- Exercise requirements
Give an exact copy of every line, leaving images out.

- Dataset records
^^^^^^^^^^^^^^^^
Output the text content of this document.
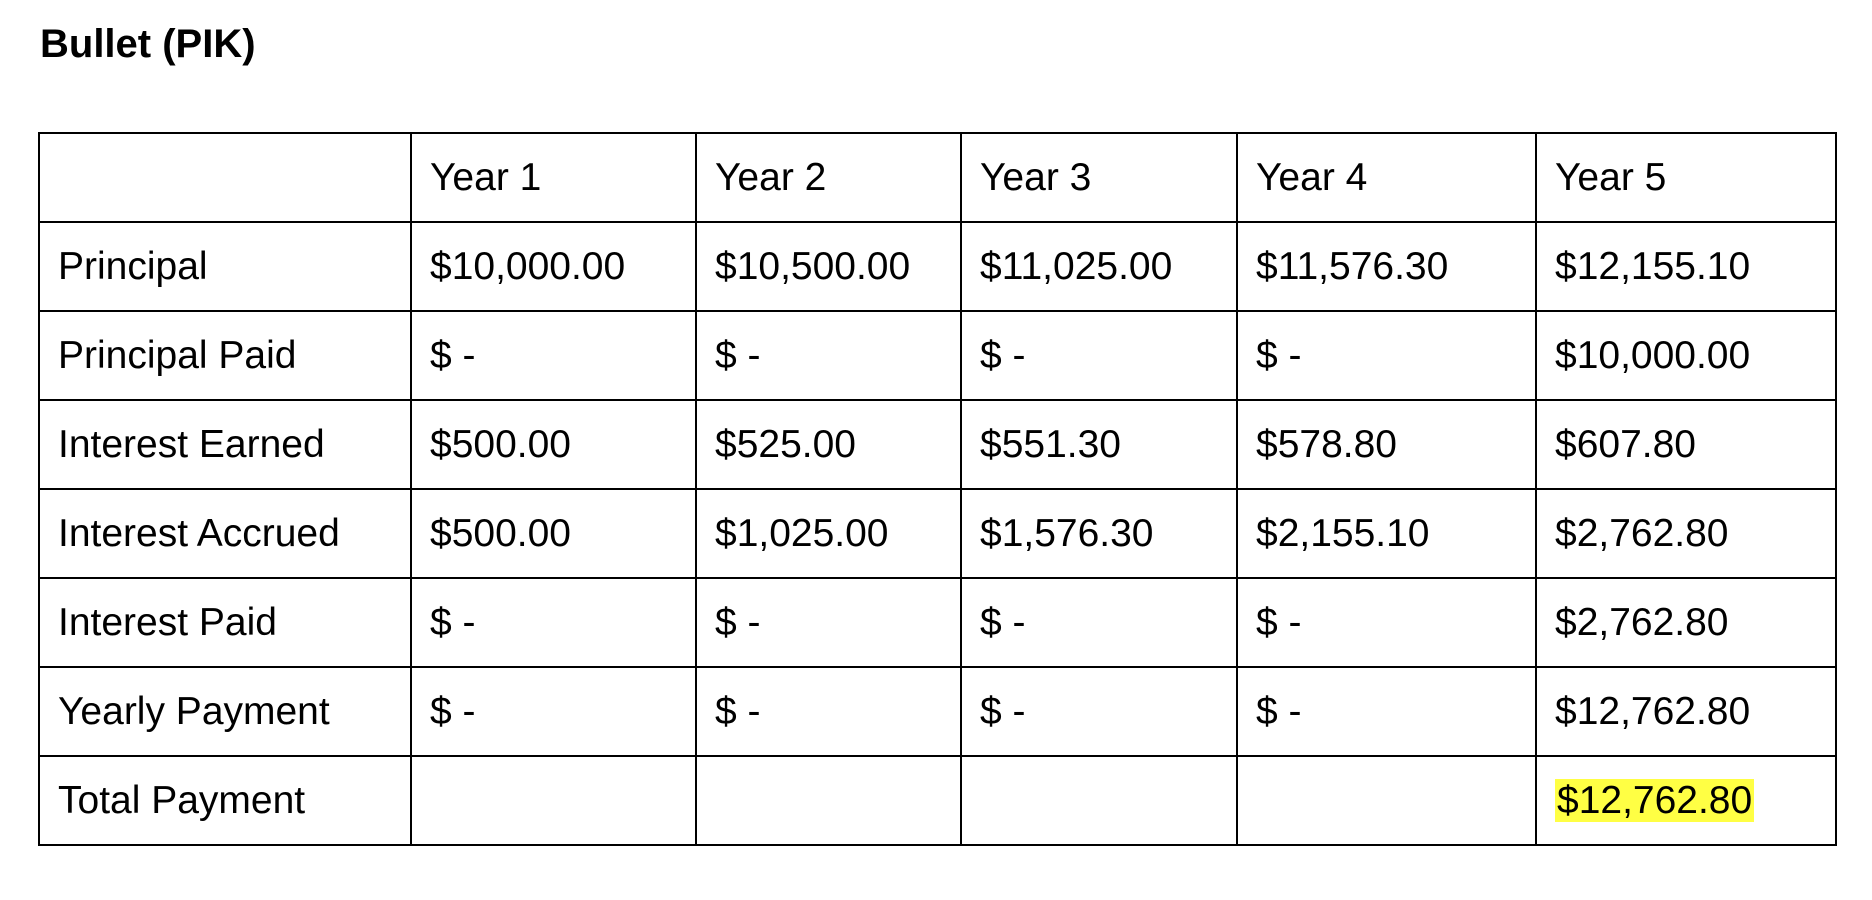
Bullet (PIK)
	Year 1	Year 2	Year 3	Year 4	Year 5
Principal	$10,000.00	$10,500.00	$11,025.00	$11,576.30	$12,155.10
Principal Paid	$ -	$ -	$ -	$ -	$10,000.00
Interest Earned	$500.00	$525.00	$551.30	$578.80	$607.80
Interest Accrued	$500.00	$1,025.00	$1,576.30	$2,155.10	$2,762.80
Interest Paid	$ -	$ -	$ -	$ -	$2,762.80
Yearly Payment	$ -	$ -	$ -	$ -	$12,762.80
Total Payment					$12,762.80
^^^^^^^^^^^^^^^^
- Answer to this exercise
Output the text content of this document.
Bullet (PIK)
	Year 1	Year 2	Year 3	Year 4	Year 5
Principal	$10,000.00	$10,500.00	$11,025.00	$11,576.30	$12,155.10
Principal Paid	$ -	$ -	$ -	$ -	$10,000.00
Interest Earned	$500.00	$525.00	$551.30	$578.80	$607.80
Interest Accrued	$500.00	$1,025.00	$1,576.30	$2,155.10	$2,762.80
Interest Paid	$ -	$ -	$ -	$ -	$2,762.80
Yearly Payment	$ -	$ -	$ -	$ -	$12,762.80
Total Payment					$12,762.80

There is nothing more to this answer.